== SUPPLIED MATERIAL

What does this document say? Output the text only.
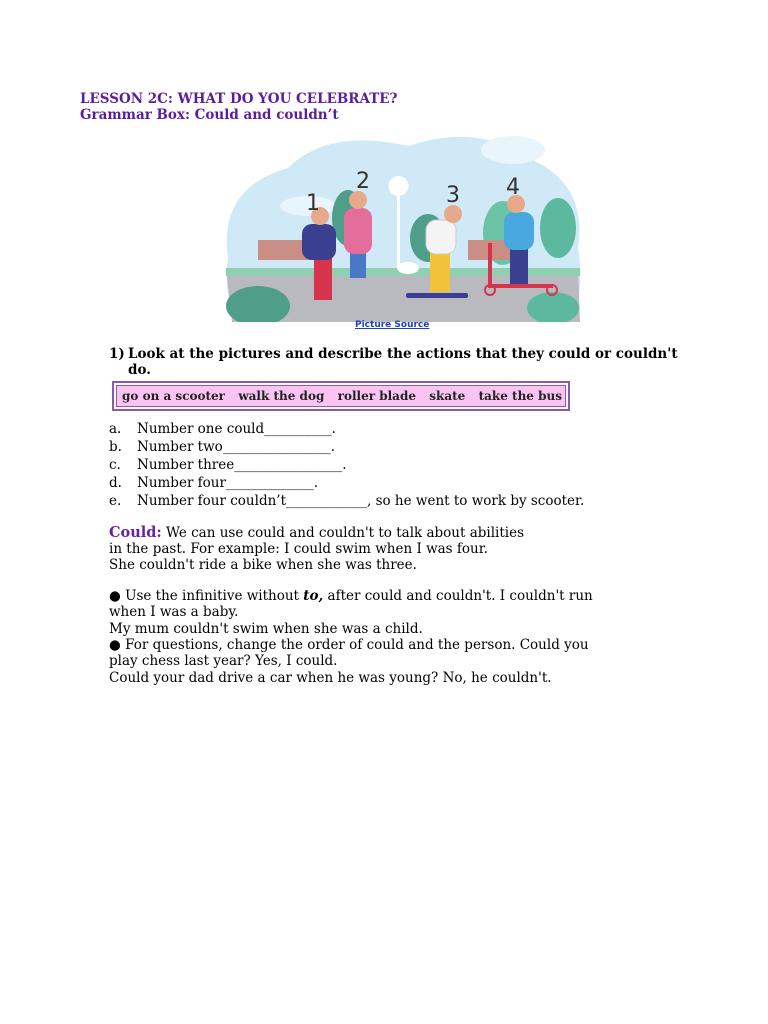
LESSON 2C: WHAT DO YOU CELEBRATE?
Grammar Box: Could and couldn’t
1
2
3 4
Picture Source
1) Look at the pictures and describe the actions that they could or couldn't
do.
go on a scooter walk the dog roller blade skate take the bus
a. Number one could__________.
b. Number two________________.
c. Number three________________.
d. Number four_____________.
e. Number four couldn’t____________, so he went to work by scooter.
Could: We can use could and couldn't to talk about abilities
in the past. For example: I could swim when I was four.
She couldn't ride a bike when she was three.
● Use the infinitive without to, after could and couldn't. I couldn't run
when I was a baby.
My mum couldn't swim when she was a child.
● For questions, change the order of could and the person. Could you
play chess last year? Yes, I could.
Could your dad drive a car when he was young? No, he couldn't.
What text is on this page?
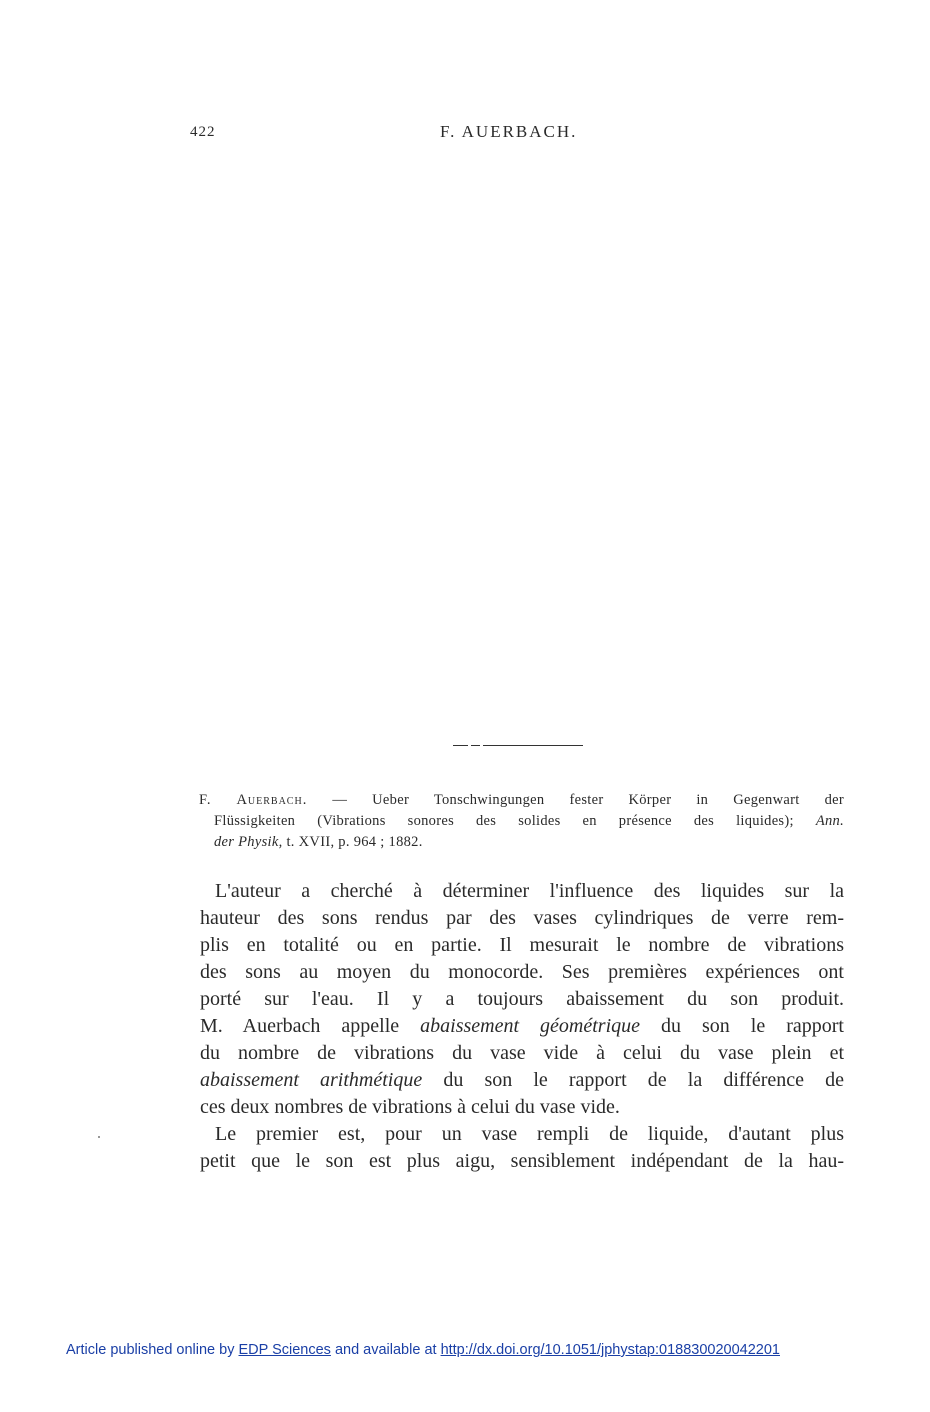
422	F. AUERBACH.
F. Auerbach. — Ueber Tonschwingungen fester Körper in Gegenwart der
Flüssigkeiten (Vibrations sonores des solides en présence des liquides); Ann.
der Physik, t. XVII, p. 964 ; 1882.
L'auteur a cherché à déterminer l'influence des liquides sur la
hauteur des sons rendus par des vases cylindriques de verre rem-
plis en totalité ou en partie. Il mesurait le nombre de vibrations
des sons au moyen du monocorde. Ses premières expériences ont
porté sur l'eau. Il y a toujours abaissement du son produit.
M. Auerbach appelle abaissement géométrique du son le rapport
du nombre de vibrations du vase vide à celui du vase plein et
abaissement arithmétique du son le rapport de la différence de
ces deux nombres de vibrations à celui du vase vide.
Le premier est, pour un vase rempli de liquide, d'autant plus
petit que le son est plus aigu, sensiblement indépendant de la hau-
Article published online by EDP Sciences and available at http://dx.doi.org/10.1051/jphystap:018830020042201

====

_WHAT YOU ARE ASKED TO DO_
Return to the listing above and set it down exactly, leaving out its pictures.

_FINISHED ANSWER_
What does this document say? Output the text only.
LESSON 2C: WHAT DO YOU CELEBRATE?
Grammar Box: Could and couldn’t
1
2
3 4
Picture Source
1) Look at the pictures and describe the actions that they could or couldn't
do.
go on a scooter walk the dog roller blade skate take the bus
a. Number one could__________.
b. Number two________________.
c. Number three________________.
d. Number four_____________.
e. Number four couldn’t____________, so he went to work by scooter.
Could: We can use could and couldn't to talk about abilities
in the past. For example: I could swim when I was four.
She couldn't ride a bike when she was three.
● Use the infinitive without to, after could and couldn't. I couldn't run
when I was a baby.
My mum couldn't swim when she was a child.
● For questions, change the order of could and the person. Could you
play chess last year? Yes, I could.
Could your dad drive a car when he was young? No, he couldn't.
What text is on this page?
422	F. AUERBACH.
F. Auerbach. — Ueber Tonschwingungen fester Körper in Gegenwart der
Flüssigkeiten (Vibrations sonores des solides en présence des liquides); Ann.
der Physik, t. XVII, p. 964 ; 1882.
L'auteur a cherché à déterminer l'influence des liquides sur la
hauteur des sons rendus par des vases cylindriques de verre rem-
plis en totalité ou en partie. Il mesurait le nombre de vibrations
des sons au moyen du monocorde. Ses premières expériences ont
porté sur l'eau. Il y a toujours abaissement du son produit.
M. Auerbach appelle abaissement géométrique du son le rapport
du nombre de vibrations du vase vide à celui du vase plein et
abaissement arithmétique du son le rapport de la différence de
ces deux nombres de vibrations à celui du vase vide.
Le premier est, pour un vase rempli de liquide, d'autant plus
petit que le son est plus aigu, sensiblement indépendant de la hau-
Article published online by EDP Sciences and available at http://dx.doi.org/10.1051/jphystap:018830020042201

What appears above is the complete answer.